Aim: Repeat the entire listing exactly as written.

Extracts from a graphics dataset:
[Begin]

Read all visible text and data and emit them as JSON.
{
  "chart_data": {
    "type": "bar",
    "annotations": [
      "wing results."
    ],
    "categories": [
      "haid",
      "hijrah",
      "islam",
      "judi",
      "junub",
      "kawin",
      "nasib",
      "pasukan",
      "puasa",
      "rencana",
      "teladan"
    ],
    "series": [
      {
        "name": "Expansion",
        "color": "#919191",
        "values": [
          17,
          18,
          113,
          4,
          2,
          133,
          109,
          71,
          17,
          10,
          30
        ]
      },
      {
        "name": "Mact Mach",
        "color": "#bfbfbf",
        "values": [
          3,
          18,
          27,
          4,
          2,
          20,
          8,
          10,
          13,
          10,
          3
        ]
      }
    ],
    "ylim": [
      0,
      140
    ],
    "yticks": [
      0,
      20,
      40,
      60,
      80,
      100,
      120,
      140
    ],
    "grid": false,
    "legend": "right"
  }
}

[End]

Answer below:
Read all visible text and data and emit them as JSON.
{
  "chart_data": {
    "type": "bar",
    "annotations": [
      "wing results."
    ],
    "categories": [
      "haid",
      "hijrah",
      "islam",
      "judi",
      "junub",
      "kawin",
      "nasib",
      "pasukan",
      "puasa",
      "rencana",
      "teladan"
    ],
    "series": [
      {
        "name": "Expansion",
        "color": "#919191",
        "values": [
          17,
          18,
          113,
          4,
          2,
          133,
          109,
          71,
          17,
          10,
          30
        ]
      },
      {
        "name": "Mact Mach",
        "color": "#bfbfbf",
        "values": [
          3,
          18,
          27,
          4,
          2,
          20,
          8,
          10,
          13,
          10,
          3
        ]
      }
    ],
    "ylim": [
      0,
      140
    ],
    "yticks": [
      0,
      20,
      40,
      60,
      80,
      100,
      120,
      140
    ],
    "grid": false,
    "legend": "right"
  }
}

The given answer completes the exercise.